■ YOUR INSTRUCTIONS:
Within the records below, find each line that holds the string "this", then copy it.

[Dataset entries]

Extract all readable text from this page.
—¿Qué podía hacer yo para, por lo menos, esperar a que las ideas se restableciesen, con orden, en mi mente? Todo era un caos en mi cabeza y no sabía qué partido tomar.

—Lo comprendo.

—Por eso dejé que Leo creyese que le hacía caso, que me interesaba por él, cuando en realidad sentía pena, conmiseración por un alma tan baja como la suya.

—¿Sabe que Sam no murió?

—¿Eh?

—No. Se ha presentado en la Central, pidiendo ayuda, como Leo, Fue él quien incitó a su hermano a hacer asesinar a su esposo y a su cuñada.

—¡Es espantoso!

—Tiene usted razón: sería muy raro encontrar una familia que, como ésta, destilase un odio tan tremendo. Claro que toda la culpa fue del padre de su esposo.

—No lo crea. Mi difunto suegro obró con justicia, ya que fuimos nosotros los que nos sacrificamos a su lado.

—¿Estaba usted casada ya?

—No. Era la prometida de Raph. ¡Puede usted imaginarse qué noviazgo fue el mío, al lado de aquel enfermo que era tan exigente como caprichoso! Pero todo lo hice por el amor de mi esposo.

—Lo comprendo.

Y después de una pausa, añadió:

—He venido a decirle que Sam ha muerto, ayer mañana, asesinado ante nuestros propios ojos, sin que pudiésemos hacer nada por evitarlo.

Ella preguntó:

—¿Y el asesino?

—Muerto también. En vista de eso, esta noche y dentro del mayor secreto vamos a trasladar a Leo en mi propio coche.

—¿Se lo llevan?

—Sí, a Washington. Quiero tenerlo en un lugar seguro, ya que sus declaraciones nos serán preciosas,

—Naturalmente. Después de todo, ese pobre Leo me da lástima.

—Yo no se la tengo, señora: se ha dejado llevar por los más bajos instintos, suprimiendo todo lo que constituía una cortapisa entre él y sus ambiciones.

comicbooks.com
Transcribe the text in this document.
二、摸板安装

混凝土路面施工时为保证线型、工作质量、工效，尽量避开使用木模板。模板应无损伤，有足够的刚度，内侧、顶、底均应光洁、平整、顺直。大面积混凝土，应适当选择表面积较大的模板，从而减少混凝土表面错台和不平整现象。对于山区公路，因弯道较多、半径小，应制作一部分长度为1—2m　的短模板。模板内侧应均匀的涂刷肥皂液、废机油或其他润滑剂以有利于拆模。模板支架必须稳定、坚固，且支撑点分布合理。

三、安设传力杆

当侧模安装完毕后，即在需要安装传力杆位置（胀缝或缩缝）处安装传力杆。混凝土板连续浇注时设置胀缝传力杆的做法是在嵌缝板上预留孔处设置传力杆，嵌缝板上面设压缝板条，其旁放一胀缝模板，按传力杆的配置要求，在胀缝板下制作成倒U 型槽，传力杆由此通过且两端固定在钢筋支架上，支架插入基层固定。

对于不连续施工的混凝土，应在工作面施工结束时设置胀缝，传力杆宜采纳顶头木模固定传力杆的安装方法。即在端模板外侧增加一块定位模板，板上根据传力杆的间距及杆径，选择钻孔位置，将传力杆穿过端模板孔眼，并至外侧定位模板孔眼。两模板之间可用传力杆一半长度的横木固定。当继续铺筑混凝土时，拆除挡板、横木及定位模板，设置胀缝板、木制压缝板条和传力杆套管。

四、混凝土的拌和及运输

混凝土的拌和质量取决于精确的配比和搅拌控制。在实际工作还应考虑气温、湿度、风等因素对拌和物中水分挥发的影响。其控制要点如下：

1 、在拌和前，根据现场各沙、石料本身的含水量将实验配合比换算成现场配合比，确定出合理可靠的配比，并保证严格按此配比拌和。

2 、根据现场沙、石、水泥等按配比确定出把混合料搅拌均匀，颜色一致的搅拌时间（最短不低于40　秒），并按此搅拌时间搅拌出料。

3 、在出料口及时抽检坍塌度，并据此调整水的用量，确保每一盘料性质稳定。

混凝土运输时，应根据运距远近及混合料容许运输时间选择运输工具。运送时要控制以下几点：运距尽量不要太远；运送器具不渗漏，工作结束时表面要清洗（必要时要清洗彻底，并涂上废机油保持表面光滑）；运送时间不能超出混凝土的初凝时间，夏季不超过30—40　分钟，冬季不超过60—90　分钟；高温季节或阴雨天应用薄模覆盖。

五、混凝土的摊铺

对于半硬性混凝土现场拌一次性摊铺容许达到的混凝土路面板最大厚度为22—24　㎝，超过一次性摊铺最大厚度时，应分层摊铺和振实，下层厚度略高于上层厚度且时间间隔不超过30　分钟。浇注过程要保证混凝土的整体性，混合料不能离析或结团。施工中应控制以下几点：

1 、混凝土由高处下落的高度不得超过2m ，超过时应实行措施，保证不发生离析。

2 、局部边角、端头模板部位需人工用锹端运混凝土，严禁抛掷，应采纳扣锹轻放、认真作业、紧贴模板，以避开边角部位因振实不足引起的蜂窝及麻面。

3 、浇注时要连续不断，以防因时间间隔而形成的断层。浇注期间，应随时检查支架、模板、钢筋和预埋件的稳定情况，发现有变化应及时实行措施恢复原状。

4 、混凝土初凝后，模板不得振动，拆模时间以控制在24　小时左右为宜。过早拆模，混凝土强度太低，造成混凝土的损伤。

■ WRITTEN ANSWER:
Extract all readable text from this page.
Transcribe the text in this document.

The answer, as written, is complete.